Stated task:
The records below need retyping in full; give them again exactly.

Raw records:
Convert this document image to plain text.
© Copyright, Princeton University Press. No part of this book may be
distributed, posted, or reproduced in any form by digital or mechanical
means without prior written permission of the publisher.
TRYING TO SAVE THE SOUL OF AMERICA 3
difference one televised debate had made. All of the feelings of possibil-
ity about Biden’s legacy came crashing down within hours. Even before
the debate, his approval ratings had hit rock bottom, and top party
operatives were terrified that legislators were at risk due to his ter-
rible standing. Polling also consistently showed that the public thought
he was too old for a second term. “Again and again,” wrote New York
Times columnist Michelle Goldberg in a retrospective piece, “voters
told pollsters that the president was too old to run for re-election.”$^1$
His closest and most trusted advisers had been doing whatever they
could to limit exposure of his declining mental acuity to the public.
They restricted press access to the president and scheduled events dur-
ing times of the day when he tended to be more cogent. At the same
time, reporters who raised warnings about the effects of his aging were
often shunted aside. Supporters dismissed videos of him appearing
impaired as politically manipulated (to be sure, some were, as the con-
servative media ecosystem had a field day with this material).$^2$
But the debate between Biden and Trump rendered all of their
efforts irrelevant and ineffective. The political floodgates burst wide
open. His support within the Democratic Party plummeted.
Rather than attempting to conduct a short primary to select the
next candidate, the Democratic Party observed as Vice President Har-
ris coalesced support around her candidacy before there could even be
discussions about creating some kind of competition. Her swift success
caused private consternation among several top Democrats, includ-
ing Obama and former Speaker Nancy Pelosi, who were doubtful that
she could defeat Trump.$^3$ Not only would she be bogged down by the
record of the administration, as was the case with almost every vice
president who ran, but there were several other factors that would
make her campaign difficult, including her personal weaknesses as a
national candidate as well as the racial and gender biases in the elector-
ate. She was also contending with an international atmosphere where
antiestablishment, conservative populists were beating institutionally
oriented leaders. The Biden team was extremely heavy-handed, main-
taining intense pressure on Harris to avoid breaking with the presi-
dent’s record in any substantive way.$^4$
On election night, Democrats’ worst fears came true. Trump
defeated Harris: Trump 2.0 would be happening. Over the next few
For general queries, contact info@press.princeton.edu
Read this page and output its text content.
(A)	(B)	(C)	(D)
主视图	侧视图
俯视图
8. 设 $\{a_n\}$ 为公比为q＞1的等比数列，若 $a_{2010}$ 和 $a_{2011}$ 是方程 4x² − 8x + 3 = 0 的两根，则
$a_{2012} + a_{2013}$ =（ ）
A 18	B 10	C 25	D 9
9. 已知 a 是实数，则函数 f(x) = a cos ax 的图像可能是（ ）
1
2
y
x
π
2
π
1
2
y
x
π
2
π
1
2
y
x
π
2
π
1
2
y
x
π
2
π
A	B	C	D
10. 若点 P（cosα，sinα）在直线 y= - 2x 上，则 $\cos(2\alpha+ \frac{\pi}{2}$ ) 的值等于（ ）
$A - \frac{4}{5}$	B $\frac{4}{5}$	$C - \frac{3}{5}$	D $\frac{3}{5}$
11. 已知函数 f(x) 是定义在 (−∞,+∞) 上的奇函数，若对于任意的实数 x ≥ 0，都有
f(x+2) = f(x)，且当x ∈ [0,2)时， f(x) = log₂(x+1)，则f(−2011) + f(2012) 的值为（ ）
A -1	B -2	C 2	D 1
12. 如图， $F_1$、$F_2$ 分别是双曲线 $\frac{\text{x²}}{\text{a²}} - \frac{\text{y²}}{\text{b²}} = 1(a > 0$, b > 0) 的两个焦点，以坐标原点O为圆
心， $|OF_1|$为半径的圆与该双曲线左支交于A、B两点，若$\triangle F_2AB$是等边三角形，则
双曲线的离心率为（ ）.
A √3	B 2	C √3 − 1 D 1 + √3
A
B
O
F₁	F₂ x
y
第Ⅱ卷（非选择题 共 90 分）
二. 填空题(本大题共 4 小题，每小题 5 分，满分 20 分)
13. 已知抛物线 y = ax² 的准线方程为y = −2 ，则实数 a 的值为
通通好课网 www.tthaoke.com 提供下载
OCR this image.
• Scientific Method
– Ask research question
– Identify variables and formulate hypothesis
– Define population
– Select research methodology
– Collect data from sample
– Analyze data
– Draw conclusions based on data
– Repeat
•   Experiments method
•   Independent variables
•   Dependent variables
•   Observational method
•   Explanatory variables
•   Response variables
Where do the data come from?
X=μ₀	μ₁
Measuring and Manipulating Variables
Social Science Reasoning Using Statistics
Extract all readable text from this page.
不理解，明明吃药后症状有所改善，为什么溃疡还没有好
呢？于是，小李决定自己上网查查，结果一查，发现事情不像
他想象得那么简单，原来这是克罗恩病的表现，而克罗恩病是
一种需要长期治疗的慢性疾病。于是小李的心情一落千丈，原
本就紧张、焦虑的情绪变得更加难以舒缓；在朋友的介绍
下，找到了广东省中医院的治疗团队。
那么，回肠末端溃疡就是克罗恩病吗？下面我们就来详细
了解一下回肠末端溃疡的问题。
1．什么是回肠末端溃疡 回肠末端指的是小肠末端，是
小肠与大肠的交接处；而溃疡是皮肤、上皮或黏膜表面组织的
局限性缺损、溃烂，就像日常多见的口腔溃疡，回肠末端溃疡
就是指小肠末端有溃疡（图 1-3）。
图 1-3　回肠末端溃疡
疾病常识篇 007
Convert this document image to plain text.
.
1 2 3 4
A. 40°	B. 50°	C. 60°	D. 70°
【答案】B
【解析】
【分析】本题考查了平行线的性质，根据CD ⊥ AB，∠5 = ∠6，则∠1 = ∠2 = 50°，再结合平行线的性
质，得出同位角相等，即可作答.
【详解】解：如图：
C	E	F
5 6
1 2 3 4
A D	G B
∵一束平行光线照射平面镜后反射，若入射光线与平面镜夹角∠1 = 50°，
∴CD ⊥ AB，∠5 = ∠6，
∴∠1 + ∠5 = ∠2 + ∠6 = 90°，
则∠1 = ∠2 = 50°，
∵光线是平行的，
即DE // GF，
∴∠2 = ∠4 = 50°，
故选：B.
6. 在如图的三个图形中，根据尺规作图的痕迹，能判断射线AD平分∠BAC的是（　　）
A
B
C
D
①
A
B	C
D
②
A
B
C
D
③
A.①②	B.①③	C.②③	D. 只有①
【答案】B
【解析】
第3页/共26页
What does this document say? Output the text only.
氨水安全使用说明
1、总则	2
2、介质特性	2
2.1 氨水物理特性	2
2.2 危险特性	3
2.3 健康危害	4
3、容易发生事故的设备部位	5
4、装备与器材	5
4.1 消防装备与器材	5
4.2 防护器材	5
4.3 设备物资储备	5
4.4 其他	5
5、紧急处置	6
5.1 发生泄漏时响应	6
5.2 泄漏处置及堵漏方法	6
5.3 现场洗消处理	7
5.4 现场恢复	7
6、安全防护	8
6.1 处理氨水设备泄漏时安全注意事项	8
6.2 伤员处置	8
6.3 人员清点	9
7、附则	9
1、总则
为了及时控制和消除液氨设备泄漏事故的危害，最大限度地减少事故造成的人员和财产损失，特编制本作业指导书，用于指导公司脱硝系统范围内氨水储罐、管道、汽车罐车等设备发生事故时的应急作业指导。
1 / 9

Output of the task:
Convert this document image to plain text.
© Copyright, Princeton University Press. No part of this book may be
distributed, posted, or reproduced in any form by digital or mechanical
means without prior written permission of the publisher.
TRYING TO SAVE THE SOUL OF AMERICA 3
difference one televised debate had made. All of the feelings of possibil-
ity about Biden’s legacy came crashing down within hours. Even before
the debate, his approval ratings had hit rock bottom, and top party
operatives were terrified that legislators were at risk due to his ter-
rible standing. Polling also consistently showed that the public thought
he was too old for a second term. “Again and again,” wrote New York
Times columnist Michelle Goldberg in a retrospective piece, “voters
told pollsters that the president was too old to run for re-election.”$^1$
His closest and most trusted advisers had been doing whatever they
could to limit exposure of his declining mental acuity to the public.
They restricted press access to the president and scheduled events dur-
ing times of the day when he tended to be more cogent. At the same
time, reporters who raised warnings about the effects of his aging were
often shunted aside. Supporters dismissed videos of him appearing
impaired as politically manipulated (to be sure, some were, as the con-
servative media ecosystem had a field day with this material).$^2$
But the debate between Biden and Trump rendered all of their
efforts irrelevant and ineffective. The political floodgates burst wide
open. His support within the Democratic Party plummeted.
Rather than attempting to conduct a short primary to select the
next candidate, the Democratic Party observed as Vice President Har-
ris coalesced support around her candidacy before there could even be
discussions about creating some kind of competition. Her swift success
caused private consternation among several top Democrats, includ-
ing Obama and former Speaker Nancy Pelosi, who were doubtful that
she could defeat Trump.$^3$ Not only would she be bogged down by the
record of the administration, as was the case with almost every vice
president who ran, but there were several other factors that would
make her campaign difficult, including her personal weaknesses as a
national candidate as well as the racial and gender biases in the elector-
ate. She was also contending with an international atmosphere where
antiestablishment, conservative populists were beating institutionally
oriented leaders. The Biden team was extremely heavy-handed, main-
taining intense pressure on Harris to avoid breaking with the presi-
dent’s record in any substantive way.$^4$
On election night, Democrats’ worst fears came true. Trump
defeated Harris: Trump 2.0 would be happening. Over the next few
For general queries, contact info@press.princeton.edu
Read this page and output its text content.
(A)	(B)	(C)	(D)
主视图	侧视图
俯视图
8. 设 $\{a_n\}$ 为公比为q＞1的等比数列，若 $a_{2010}$ 和 $a_{2011}$ 是方程 4x² − 8x + 3 = 0 的两根，则
$a_{2012} + a_{2013}$ =（ ）
A 18	B 10	C 25	D 9
9. 已知 a 是实数，则函数 f(x) = a cos ax 的图像可能是（ ）
1
2
y
x
π
2
π
1
2
y
x
π
2
π
1
2
y
x
π
2
π
1
2
y
x
π
2
π
A	B	C	D
10. 若点 P（cosα，sinα）在直线 y= - 2x 上，则 $\cos(2\alpha+ \frac{\pi}{2}$ ) 的值等于（ ）
$A - \frac{4}{5}$	B $\frac{4}{5}$	$C - \frac{3}{5}$	D $\frac{3}{5}$
11. 已知函数 f(x) 是定义在 (−∞,+∞) 上的奇函数，若对于任意的实数 x ≥ 0，都有
f(x+2) = f(x)，且当x ∈ [0,2)时， f(x) = log₂(x+1)，则f(−2011) + f(2012) 的值为（ ）
A -1	B -2	C 2	D 1
12. 如图， $F_1$、$F_2$ 分别是双曲线 $\frac{\text{x²}}{\text{a²}} - \frac{\text{y²}}{\text{b²}} = 1(a > 0$, b > 0) 的两个焦点，以坐标原点O为圆
心， $|OF_1|$为半径的圆与该双曲线左支交于A、B两点，若$\triangle F_2AB$是等边三角形，则
双曲线的离心率为（ ）.
A √3	B 2	C √3 − 1 D 1 + √3
A
B
O
F₁	F₂ x
y
第Ⅱ卷（非选择题 共 90 分）
二. 填空题(本大题共 4 小题，每小题 5 分，满分 20 分)
13. 已知抛物线 y = ax² 的准线方程为y = −2 ，则实数 a 的值为
通通好课网 www.tthaoke.com 提供下载
OCR this image.
• Scientific Method
– Ask research question
– Identify variables and formulate hypothesis
– Define population
– Select research methodology
– Collect data from sample
– Analyze data
– Draw conclusions based on data
– Repeat
•   Experiments method
•   Independent variables
•   Dependent variables
•   Observational method
•   Explanatory variables
•   Response variables
Where do the data come from?
X=μ₀	μ₁
Measuring and Manipulating Variables
Social Science Reasoning Using Statistics
Extract all readable text from this page.
不理解，明明吃药后症状有所改善，为什么溃疡还没有好
呢？于是，小李决定自己上网查查，结果一查，发现事情不像
他想象得那么简单，原来这是克罗恩病的表现，而克罗恩病是
一种需要长期治疗的慢性疾病。于是小李的心情一落千丈，原
本就紧张、焦虑的情绪变得更加难以舒缓；在朋友的介绍
下，找到了广东省中医院的治疗团队。
那么，回肠末端溃疡就是克罗恩病吗？下面我们就来详细
了解一下回肠末端溃疡的问题。
1．什么是回肠末端溃疡 回肠末端指的是小肠末端，是
小肠与大肠的交接处；而溃疡是皮肤、上皮或黏膜表面组织的
局限性缺损、溃烂，就像日常多见的口腔溃疡，回肠末端溃疡
就是指小肠末端有溃疡（图 1-3）。
图 1-3　回肠末端溃疡
疾病常识篇 007
Convert this document image to plain text.
.
1 2 3 4
A. 40°	B. 50°	C. 60°	D. 70°
【答案】B
【解析】
【分析】本题考查了平行线的性质，根据CD ⊥ AB，∠5 = ∠6，则∠1 = ∠2 = 50°，再结合平行线的性
质，得出同位角相等，即可作答.
【详解】解：如图：
C	E	F
5 6
1 2 3 4
A D	G B
∵一束平行光线照射平面镜后反射，若入射光线与平面镜夹角∠1 = 50°，
∴CD ⊥ AB，∠5 = ∠6，
∴∠1 + ∠5 = ∠2 + ∠6 = 90°，
则∠1 = ∠2 = 50°，
∵光线是平行的，
即DE // GF，
∴∠2 = ∠4 = 50°，
故选：B.
6. 在如图的三个图形中，根据尺规作图的痕迹，能判断射线AD平分∠BAC的是（　　）
A
B
C
D
①
A
B	C
D
②
A
B
C
D
③
A.①②	B.①③	C.②③	D. 只有①
【答案】B
【解析】
第3页/共26页
What does this document say? Output the text only.
氨水安全使用说明
1、总则	2
2、介质特性	2
2.1 氨水物理特性	2
2.2 危险特性	3
2.3 健康危害	4
3、容易发生事故的设备部位	5
4、装备与器材	5
4.1 消防装备与器材	5
4.2 防护器材	5
4.3 设备物资储备	5
4.4 其他	5
5、紧急处置	6
5.1 发生泄漏时响应	6
5.2 泄漏处置及堵漏方法	6
5.3 现场洗消处理	7
5.4 现场恢复	7
6、安全防护	8
6.1 处理氨水设备泄漏时安全注意事项	8
6.2 伤员处置	8
6.3 人员清点	9
7、附则	9
1、总则
为了及时控制和消除液氨设备泄漏事故的危害，最大限度地减少事故造成的人员和财产损失，特编制本作业指导书，用于指导公司脱硝系统范围内氨水储罐、管道、汽车罐车等设备发生事故时的应急作业指导。
1 / 9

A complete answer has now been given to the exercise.